* **CHALLENGE**
Edit the entries so that every instance of "Coverage" becomes "Recall", with everything else left unchanged.

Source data
___

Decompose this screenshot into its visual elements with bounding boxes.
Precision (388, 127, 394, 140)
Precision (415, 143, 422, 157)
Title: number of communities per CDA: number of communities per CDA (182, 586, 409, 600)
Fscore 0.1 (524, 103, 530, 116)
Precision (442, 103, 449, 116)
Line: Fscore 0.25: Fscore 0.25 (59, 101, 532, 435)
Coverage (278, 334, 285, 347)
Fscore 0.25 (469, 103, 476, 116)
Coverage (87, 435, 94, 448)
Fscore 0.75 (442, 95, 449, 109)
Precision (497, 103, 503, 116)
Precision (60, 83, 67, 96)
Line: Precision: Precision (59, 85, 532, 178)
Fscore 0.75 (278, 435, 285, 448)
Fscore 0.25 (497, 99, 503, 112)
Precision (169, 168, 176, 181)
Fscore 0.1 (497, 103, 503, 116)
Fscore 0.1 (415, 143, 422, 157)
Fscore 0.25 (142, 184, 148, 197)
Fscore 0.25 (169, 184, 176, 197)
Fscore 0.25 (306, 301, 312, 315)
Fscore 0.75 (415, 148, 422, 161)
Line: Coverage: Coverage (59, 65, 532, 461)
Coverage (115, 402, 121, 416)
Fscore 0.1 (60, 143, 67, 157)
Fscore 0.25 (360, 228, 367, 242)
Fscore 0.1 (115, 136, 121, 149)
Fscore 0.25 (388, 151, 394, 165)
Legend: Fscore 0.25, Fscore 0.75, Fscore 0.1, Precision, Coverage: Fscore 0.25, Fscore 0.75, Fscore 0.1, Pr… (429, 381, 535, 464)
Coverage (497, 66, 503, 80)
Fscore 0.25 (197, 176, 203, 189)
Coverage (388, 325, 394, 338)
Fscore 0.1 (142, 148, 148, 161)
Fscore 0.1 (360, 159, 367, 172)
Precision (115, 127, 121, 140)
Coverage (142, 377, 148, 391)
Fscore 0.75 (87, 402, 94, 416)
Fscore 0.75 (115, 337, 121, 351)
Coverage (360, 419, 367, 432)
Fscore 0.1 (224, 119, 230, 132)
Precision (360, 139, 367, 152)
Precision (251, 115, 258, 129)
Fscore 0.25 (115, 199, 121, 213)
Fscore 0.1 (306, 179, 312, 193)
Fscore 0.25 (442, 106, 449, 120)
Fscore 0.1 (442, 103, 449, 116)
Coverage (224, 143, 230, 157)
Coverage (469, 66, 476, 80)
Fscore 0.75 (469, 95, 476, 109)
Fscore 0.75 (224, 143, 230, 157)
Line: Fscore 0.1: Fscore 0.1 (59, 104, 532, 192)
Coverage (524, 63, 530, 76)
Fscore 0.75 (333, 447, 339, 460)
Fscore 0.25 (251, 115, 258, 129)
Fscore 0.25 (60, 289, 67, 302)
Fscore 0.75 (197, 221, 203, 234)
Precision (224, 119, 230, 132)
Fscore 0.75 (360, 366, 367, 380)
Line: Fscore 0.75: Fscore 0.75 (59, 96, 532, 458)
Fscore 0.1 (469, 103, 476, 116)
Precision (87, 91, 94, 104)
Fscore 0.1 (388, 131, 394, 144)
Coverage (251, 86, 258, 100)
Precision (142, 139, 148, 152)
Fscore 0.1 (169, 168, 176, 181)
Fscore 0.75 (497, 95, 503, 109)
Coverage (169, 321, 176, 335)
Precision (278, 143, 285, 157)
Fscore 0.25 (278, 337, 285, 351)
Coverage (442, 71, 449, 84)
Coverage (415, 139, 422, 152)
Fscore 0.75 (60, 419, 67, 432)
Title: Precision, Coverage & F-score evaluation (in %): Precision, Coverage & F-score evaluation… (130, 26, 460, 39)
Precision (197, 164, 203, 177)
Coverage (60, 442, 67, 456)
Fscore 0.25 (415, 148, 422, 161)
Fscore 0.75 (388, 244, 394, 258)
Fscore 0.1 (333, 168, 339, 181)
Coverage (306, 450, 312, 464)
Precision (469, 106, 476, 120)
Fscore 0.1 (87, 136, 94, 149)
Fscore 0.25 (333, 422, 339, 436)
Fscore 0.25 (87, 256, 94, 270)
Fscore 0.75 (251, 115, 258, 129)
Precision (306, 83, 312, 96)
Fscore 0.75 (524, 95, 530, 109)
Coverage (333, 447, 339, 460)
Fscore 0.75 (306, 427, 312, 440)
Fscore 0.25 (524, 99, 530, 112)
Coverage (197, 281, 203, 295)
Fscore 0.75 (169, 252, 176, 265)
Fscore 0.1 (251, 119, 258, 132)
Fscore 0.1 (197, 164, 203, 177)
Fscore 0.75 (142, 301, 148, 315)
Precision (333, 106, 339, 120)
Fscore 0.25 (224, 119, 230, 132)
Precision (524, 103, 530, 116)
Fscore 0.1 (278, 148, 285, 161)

___

* **EXERCISE RESPONSE**
Decompose this screenshot into its visual elements with bounding boxes.
Precision (388, 127, 394, 140)
Precision (415, 143, 422, 157)
Title: number of communities per CDA: number of communities per CDA (182, 586, 409, 600)
Fscore 0.1 (524, 103, 530, 116)
Precision (442, 103, 449, 116)
Line: Fscore 0.25: Fscore 0.25 (59, 101, 532, 435)
Recall (278, 334, 285, 347)
Fscore 0.25 (469, 103, 476, 116)
Recall (87, 435, 94, 448)
Fscore 0.75 (442, 95, 449, 109)
Precision (497, 103, 503, 116)
Precision (60, 83, 67, 96)
Line: Precision: Precision (59, 85, 532, 178)
Fscore 0.75 (278, 435, 285, 448)
Fscore 0.25 (497, 99, 503, 112)
Precision (169, 168, 176, 181)
Fscore 0.1 (497, 103, 503, 116)
Fscore 0.1 (415, 143, 422, 157)
Fscore 0.25 (142, 184, 148, 197)
Fscore 0.25 (169, 184, 176, 197)
Fscore 0.25 (306, 301, 312, 315)
Fscore 0.75 (415, 148, 422, 161)
Line: Recall: Recall (59, 65, 532, 461)
Recall (115, 402, 121, 416)
Fscore 0.1 (60, 143, 67, 157)
Fscore 0.25 (360, 228, 367, 242)
Fscore 0.1 (115, 136, 121, 149)
Fscore 0.25 (388, 151, 394, 165)
Legend: Fscore 0.25, Fscore 0.75, Fscore 0.1, Precision, Recall: Fscore 0.25, Fscore 0.75, Fscore 0.1, Pr… (429, 381, 535, 464)
Recall (497, 66, 503, 80)
Fscore 0.25 (197, 176, 203, 189)
Recall (388, 325, 394, 338)
Fscore 0.1 (142, 148, 148, 161)
Fscore 0.1 (360, 159, 367, 172)
Precision (115, 127, 121, 140)
Recall (142, 377, 148, 391)
Fscore 0.75 (87, 402, 94, 416)
Fscore 0.75 (115, 337, 121, 351)
Recall (360, 419, 367, 432)
Fscore 0.1 (224, 119, 230, 132)
Precision (360, 139, 367, 152)
Precision (251, 115, 258, 129)
Fscore 0.25 (115, 199, 121, 213)
Fscore 0.1 (306, 179, 312, 193)
Fscore 0.25 (442, 106, 449, 120)
Fscore 0.1 (442, 103, 449, 116)
Recall (224, 143, 230, 157)
Recall (469, 66, 476, 80)
Fscore 0.75 (469, 95, 476, 109)
Fscore 0.75 (224, 143, 230, 157)
Line: Fscore 0.1: Fscore 0.1 (59, 104, 532, 192)
Recall (524, 63, 530, 76)
Fscore 0.75 (333, 447, 339, 460)
Fscore 0.25 (251, 115, 258, 129)
Fscore 0.25 (60, 289, 67, 302)
Fscore 0.75 (197, 221, 203, 234)
Precision (224, 119, 230, 132)
Fscore 0.75 (360, 366, 367, 380)
Line: Fscore 0.75: Fscore 0.75 (59, 96, 532, 458)
Fscore 0.1 (469, 103, 476, 116)
Precision (87, 91, 94, 104)
Fscore 0.1 (388, 131, 394, 144)
Recall (251, 86, 258, 100)
Precision (142, 139, 148, 152)
Fscore 0.1 (169, 168, 176, 181)
Fscore 0.75 (497, 95, 503, 109)
Recall (169, 321, 176, 335)
Precision (278, 143, 285, 157)
Fscore 0.25 (278, 337, 285, 351)
Recall (442, 71, 449, 84)
Recall (415, 139, 422, 152)
Fscore 0.75 (60, 419, 67, 432)
Title: Precision, Recall & F-score evaluation (in %): Precision, Recall & F-score evaluation… (130, 26, 460, 39)
Precision (197, 164, 203, 177)
Recall (60, 442, 67, 456)
Fscore 0.25 (415, 148, 422, 161)
Fscore 0.75 (388, 244, 394, 258)
Fscore 0.1 (333, 168, 339, 181)
Recall (306, 450, 312, 464)
Precision (469, 106, 476, 120)
Fscore 0.1 (87, 136, 94, 149)
Fscore 0.25 (333, 422, 339, 436)
Fscore 0.25 (87, 256, 94, 270)
Fscore 0.75 (251, 115, 258, 129)
Precision (306, 83, 312, 96)
Fscore 0.75 (524, 95, 530, 109)
Recall (333, 447, 339, 460)
Fscore 0.75 (306, 427, 312, 440)
Fscore 0.25 (524, 99, 530, 112)
Recall (197, 281, 203, 295)
Fscore 0.75 (169, 252, 176, 265)
Fscore 0.1 (251, 119, 258, 132)
Fscore 0.1 (197, 164, 203, 177)
Fscore 0.75 (142, 301, 148, 315)
Precision (333, 106, 339, 120)
Fscore 0.25 (224, 119, 230, 132)
Precision (524, 103, 530, 116)
Fscore 0.1 (278, 148, 285, 161)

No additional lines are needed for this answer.